- TASK BRIEF
Keep only the lines of the data below that contain "Supplies", and copy them.

-- Start of AVAILABLE DATA --

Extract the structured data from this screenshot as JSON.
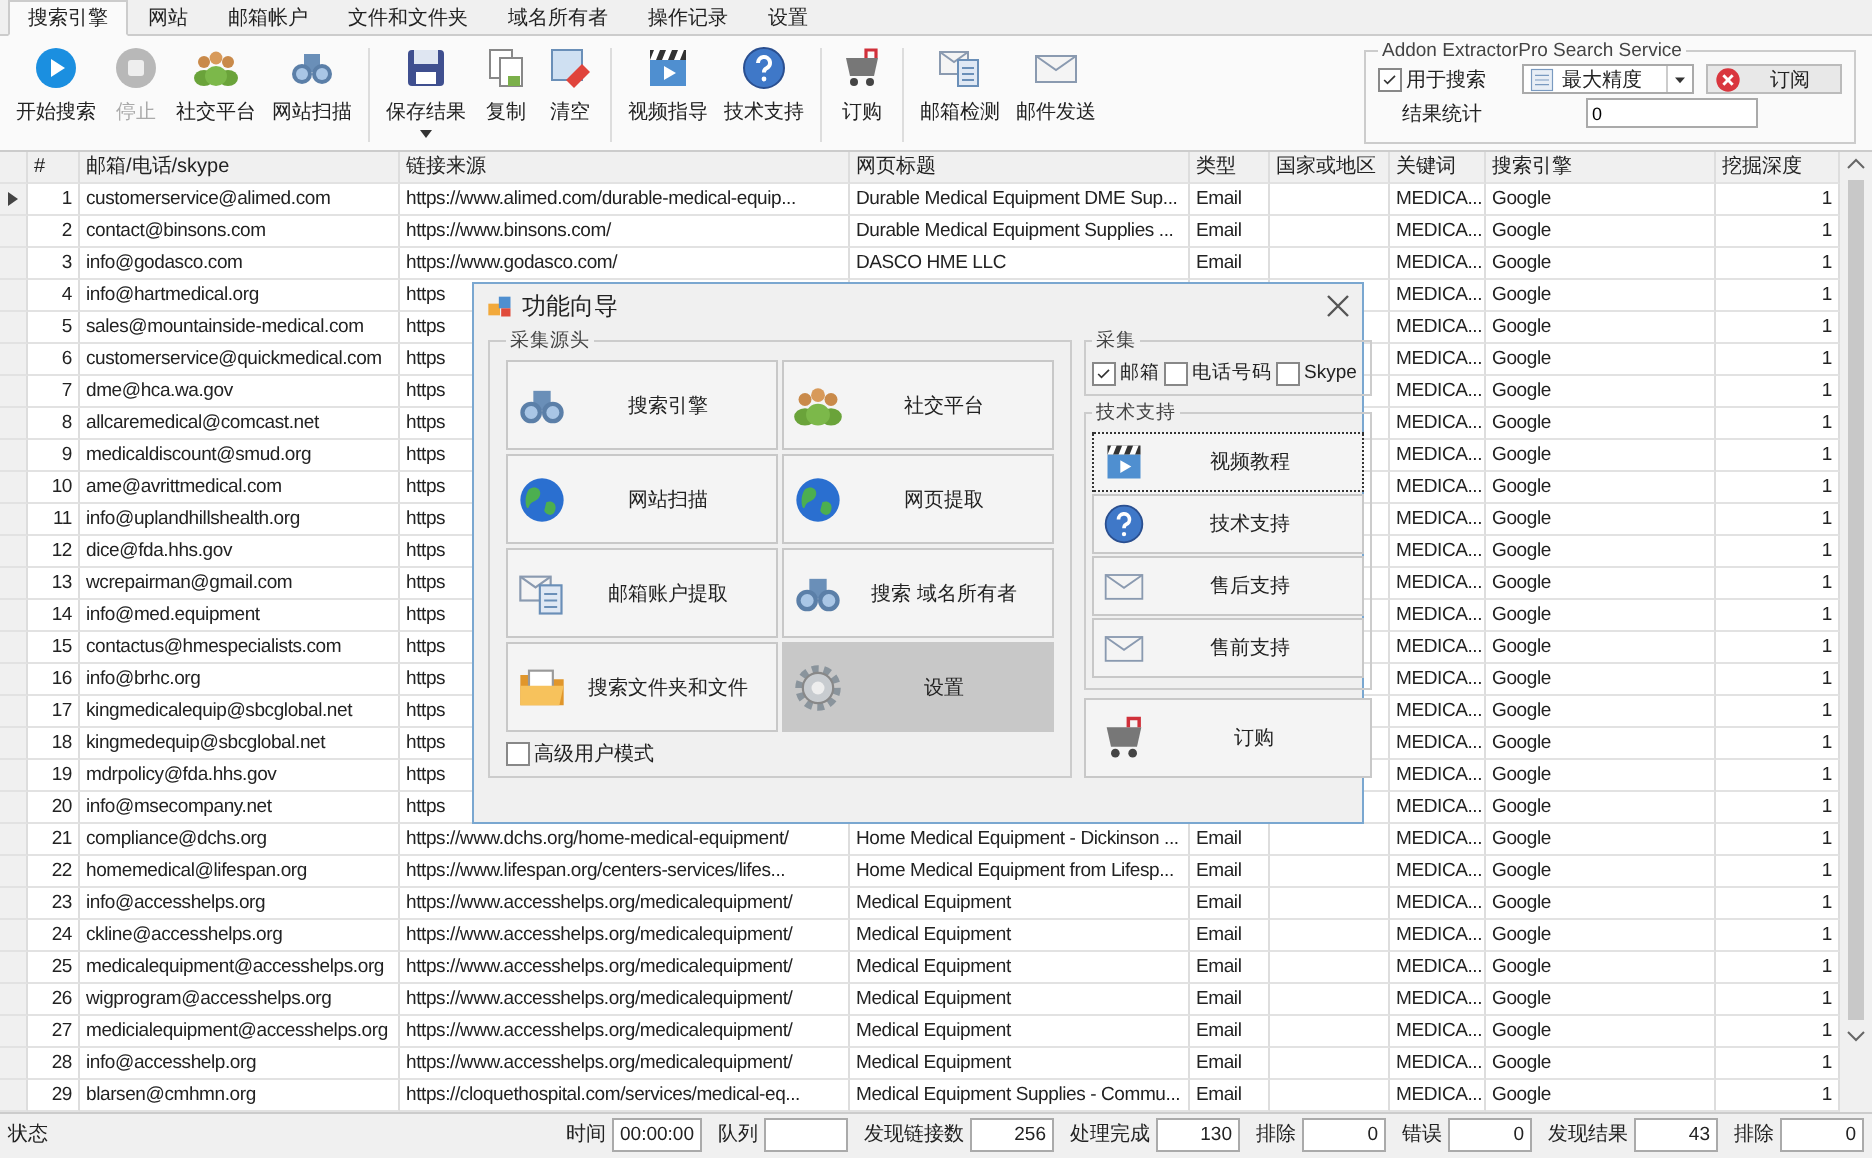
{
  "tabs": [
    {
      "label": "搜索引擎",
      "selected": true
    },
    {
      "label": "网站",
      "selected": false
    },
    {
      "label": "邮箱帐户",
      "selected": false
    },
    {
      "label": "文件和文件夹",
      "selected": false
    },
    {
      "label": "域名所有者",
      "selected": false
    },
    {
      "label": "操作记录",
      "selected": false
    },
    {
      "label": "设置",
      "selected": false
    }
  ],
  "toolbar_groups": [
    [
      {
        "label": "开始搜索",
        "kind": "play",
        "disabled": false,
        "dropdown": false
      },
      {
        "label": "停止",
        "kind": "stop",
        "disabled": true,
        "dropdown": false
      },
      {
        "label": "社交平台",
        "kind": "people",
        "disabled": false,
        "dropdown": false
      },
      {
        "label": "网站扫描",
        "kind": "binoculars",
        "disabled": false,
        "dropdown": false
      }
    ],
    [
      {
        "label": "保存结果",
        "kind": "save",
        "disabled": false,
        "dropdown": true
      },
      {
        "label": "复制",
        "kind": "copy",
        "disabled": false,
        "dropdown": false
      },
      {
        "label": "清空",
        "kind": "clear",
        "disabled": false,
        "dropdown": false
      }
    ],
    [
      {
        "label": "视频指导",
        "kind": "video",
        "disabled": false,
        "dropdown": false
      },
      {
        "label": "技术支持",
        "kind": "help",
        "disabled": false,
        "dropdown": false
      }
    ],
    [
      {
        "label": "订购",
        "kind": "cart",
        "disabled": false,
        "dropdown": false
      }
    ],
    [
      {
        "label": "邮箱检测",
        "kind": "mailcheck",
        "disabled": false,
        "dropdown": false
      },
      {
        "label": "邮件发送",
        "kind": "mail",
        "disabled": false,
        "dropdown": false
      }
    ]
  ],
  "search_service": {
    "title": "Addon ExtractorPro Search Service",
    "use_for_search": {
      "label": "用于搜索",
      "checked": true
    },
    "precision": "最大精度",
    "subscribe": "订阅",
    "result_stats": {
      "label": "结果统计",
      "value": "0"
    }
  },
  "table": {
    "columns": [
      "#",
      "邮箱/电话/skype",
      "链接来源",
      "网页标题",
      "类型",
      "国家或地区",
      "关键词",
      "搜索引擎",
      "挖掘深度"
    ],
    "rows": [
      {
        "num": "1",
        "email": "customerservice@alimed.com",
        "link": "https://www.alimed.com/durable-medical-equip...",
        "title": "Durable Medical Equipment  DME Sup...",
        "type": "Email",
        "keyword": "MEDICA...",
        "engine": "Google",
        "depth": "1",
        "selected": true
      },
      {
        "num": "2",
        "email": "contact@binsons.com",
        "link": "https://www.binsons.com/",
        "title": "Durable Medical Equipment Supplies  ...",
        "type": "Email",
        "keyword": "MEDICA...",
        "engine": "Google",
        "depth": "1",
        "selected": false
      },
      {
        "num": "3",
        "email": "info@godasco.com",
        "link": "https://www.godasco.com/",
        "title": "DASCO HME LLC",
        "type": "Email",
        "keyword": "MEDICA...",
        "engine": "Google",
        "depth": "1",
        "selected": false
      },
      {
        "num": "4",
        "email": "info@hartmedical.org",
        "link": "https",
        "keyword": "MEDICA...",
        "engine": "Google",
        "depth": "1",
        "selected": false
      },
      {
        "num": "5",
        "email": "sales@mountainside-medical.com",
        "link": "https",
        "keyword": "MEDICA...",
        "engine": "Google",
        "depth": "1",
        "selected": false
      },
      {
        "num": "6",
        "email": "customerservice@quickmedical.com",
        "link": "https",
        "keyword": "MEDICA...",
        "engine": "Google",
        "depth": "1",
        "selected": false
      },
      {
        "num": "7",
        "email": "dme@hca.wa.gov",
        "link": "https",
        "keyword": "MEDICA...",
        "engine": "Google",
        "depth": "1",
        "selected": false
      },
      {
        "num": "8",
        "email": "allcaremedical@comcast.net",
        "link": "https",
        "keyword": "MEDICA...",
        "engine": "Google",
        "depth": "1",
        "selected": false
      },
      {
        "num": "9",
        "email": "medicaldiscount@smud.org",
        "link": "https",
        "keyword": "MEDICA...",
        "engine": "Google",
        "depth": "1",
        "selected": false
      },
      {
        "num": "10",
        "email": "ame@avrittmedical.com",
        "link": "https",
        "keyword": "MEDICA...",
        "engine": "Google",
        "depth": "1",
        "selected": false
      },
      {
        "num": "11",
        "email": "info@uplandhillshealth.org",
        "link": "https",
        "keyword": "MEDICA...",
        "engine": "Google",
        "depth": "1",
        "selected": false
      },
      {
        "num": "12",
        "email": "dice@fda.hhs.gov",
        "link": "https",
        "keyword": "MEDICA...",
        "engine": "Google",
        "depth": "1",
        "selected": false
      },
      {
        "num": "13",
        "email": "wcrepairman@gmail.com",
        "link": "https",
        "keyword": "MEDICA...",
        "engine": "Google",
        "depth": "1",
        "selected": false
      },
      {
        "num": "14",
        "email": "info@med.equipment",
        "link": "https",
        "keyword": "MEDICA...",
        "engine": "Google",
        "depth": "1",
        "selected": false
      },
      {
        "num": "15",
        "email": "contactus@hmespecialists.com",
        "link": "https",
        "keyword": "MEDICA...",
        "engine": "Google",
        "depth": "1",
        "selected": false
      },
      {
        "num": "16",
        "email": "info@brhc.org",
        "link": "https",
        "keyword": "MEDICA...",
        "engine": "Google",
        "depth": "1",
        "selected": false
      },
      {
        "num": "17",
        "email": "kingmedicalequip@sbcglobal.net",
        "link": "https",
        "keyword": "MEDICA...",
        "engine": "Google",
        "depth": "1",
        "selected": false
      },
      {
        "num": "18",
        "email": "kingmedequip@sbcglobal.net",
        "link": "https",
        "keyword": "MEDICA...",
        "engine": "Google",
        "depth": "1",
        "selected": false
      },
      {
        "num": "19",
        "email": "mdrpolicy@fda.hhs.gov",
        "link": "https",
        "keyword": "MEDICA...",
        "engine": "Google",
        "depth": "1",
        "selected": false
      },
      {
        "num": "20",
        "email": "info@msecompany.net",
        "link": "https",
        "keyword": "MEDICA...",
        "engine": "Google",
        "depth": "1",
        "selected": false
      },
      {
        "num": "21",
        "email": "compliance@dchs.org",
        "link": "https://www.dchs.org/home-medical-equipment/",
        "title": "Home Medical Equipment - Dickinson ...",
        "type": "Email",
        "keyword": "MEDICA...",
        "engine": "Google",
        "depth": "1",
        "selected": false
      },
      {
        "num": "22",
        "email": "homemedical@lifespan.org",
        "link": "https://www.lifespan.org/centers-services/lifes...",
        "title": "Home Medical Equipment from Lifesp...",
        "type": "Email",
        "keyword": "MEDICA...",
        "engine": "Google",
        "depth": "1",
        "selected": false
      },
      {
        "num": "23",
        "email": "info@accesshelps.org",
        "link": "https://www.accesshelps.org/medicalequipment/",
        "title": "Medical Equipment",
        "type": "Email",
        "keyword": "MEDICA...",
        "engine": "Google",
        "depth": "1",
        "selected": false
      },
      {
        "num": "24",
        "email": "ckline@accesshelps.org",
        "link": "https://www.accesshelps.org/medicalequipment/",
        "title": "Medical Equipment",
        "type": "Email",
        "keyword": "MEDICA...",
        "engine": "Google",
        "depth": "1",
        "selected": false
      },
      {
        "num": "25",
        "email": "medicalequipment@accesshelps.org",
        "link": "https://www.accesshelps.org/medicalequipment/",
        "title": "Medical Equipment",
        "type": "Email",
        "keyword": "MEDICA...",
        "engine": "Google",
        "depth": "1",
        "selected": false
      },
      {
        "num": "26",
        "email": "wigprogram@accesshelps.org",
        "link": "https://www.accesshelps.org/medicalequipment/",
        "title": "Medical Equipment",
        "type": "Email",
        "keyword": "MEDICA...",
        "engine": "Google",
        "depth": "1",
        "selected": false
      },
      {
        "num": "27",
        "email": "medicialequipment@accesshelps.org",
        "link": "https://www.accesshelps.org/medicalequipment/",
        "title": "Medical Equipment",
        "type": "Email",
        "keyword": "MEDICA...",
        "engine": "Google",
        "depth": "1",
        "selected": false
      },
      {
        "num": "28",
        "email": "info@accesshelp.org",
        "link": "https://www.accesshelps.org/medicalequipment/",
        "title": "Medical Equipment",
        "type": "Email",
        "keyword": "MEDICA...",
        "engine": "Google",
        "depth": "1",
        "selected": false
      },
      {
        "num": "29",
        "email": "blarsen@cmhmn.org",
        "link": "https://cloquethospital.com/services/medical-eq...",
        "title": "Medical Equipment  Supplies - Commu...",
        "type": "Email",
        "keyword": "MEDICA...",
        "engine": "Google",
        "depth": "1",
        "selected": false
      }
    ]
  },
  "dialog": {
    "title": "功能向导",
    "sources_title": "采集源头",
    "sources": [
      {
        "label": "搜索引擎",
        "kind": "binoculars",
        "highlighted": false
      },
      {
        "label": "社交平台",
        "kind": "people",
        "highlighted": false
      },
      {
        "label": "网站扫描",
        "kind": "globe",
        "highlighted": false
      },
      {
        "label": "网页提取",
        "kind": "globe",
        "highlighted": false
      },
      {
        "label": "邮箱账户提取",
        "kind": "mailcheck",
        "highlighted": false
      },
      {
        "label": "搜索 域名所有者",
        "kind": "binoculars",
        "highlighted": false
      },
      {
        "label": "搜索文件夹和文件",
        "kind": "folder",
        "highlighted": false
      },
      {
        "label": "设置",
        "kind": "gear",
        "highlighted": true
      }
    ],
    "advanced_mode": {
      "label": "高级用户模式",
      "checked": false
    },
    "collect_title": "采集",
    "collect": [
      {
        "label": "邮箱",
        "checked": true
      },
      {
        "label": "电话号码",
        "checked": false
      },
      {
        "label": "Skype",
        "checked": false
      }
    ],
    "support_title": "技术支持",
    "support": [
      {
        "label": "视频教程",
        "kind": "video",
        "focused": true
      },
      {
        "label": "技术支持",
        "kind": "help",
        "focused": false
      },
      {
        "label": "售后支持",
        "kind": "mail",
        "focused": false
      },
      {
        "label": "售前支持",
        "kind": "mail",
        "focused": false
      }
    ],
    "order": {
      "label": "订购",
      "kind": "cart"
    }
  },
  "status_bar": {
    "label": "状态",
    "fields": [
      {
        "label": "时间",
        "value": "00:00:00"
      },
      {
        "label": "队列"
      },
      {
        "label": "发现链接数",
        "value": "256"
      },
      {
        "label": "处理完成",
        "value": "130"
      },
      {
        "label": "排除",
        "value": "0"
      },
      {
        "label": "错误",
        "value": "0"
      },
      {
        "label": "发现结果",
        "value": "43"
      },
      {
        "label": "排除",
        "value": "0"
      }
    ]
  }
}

-- End of AVAILABLE DATA --

- RESULT BELOW
        "title": "Durable Medical Equipment Supplies  ...",
        "title": "Medical Equipment  Supplies - Commu...",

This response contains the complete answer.